[Exercise aim]
Please pull out every line that includes the string "อความตอบกล".

[Provided records]
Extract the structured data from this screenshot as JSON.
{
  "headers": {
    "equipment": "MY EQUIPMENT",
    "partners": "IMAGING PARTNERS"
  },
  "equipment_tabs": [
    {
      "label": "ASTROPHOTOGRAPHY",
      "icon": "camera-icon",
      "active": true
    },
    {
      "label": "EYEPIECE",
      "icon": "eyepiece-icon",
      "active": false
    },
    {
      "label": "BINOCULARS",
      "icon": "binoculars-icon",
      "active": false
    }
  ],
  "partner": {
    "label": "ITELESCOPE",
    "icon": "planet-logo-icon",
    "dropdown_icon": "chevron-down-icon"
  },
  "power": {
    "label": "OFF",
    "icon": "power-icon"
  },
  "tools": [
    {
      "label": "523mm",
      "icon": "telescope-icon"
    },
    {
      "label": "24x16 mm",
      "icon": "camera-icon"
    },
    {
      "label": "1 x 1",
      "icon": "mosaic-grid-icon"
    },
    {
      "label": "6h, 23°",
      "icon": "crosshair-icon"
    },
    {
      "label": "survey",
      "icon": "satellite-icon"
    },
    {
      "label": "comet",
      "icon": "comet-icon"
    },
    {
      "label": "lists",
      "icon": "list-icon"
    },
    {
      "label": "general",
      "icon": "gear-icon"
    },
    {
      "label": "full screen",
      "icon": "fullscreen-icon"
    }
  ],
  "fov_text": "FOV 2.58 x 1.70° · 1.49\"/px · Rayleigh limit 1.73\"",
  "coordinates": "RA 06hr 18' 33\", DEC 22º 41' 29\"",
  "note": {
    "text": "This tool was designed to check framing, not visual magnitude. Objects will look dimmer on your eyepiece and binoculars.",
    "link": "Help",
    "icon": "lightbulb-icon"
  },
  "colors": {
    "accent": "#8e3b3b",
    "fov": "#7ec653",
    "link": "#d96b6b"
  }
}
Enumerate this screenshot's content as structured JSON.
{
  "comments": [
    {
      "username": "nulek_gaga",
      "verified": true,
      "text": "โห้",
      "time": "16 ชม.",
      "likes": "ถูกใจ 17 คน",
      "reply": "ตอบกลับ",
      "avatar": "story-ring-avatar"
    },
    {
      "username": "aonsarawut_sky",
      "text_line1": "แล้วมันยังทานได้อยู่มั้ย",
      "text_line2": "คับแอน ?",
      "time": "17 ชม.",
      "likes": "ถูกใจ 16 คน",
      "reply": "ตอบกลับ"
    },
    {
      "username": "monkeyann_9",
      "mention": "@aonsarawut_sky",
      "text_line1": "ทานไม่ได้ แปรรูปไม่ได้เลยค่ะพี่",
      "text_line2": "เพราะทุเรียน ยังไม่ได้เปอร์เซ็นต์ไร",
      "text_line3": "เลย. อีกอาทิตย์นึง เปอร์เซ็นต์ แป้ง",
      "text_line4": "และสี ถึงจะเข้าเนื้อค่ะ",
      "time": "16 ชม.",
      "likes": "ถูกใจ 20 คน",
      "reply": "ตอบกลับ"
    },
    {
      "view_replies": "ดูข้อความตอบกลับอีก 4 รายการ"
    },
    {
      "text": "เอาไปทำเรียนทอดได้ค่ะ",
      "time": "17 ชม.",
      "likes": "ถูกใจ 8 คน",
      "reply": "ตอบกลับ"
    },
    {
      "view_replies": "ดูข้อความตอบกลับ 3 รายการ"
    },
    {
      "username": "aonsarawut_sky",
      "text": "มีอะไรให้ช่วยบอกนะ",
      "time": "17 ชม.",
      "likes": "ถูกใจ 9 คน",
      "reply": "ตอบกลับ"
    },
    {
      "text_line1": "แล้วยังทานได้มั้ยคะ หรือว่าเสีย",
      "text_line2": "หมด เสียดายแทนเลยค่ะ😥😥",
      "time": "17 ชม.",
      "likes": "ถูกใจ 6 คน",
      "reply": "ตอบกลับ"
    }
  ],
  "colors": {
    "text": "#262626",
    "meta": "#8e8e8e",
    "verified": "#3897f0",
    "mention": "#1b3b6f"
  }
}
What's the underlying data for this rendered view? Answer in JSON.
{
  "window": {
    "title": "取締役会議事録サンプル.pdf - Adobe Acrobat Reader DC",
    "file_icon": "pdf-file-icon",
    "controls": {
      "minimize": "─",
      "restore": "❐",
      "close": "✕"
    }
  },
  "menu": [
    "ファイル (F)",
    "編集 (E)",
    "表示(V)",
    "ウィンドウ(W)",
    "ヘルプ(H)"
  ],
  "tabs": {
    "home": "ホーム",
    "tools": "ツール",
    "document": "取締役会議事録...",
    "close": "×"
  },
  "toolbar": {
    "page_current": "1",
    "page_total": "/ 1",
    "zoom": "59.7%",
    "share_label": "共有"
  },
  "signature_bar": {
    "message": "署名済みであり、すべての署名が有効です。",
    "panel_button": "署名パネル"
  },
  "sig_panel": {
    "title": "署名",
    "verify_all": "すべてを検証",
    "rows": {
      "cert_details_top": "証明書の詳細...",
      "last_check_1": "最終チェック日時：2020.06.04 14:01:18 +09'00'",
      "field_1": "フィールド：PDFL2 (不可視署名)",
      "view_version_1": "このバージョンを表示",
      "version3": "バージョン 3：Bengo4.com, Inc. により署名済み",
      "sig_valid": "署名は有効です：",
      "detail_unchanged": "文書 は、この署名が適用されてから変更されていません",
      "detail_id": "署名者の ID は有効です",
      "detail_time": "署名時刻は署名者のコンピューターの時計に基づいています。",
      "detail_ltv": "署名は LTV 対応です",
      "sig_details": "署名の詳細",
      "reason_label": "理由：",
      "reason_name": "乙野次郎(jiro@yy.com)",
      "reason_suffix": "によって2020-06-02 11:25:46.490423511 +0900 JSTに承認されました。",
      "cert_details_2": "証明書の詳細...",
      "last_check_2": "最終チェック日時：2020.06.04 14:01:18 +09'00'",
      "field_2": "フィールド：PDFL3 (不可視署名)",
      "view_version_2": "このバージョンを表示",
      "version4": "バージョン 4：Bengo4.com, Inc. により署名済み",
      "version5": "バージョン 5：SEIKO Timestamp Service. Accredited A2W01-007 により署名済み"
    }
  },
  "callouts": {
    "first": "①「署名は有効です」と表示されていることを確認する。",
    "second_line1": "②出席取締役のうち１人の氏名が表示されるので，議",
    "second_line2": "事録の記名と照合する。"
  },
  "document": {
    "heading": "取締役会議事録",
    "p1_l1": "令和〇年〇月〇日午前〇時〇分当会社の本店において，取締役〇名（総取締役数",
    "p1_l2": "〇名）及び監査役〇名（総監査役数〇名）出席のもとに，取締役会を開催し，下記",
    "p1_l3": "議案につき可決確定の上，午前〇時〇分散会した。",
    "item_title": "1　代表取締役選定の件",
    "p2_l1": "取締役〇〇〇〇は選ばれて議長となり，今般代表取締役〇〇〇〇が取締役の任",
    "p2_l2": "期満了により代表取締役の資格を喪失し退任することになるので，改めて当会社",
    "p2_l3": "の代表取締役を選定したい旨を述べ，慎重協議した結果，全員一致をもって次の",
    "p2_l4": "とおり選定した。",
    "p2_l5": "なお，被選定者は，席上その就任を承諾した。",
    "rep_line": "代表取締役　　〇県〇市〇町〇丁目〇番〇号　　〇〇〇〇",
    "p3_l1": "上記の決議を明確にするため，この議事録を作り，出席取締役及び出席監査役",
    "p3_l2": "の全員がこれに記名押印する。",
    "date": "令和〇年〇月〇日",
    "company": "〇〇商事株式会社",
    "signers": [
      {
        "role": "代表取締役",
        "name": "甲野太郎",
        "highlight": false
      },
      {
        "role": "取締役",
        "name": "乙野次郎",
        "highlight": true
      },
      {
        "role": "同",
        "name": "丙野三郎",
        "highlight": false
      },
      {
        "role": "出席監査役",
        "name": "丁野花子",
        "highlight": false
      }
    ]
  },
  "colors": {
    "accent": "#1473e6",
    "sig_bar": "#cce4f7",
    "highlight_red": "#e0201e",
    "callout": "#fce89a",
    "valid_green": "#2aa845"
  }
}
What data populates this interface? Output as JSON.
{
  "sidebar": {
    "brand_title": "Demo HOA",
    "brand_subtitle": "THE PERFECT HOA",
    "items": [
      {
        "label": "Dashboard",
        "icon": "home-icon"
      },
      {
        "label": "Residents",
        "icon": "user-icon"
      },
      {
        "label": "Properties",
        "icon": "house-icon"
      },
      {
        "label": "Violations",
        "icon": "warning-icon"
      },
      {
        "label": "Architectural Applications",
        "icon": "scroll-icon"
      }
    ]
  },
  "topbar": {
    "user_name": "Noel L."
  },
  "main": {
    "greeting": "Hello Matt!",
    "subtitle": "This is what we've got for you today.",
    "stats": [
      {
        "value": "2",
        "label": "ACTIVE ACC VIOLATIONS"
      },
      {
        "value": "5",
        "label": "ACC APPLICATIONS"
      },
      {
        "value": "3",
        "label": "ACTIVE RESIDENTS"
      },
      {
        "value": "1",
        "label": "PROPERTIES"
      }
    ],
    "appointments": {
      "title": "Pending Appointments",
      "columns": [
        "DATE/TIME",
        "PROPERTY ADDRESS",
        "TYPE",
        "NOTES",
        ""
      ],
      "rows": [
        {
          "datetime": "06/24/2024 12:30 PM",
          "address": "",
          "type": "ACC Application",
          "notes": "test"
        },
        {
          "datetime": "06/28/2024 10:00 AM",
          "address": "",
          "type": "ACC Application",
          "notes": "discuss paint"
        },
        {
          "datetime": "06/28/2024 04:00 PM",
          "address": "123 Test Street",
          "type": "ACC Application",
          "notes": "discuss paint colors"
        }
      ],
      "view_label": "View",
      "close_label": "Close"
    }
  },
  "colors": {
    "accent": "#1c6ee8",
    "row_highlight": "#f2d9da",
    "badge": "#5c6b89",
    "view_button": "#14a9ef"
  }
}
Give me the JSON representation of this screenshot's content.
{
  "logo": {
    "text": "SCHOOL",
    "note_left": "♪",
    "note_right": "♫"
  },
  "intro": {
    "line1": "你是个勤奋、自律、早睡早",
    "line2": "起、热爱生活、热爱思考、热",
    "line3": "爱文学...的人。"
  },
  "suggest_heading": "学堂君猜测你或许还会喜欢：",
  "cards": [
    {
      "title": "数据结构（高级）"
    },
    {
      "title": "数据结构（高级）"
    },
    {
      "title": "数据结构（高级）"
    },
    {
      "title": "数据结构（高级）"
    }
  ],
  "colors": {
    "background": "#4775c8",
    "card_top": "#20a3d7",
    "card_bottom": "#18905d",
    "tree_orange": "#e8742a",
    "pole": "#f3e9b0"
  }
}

[Finished task]
      "view_replies": "ดูข้อความตอบกลับอีก 4 รายการ"
      "view_replies": "ดูข้อความตอบกลับ 3 รายการ"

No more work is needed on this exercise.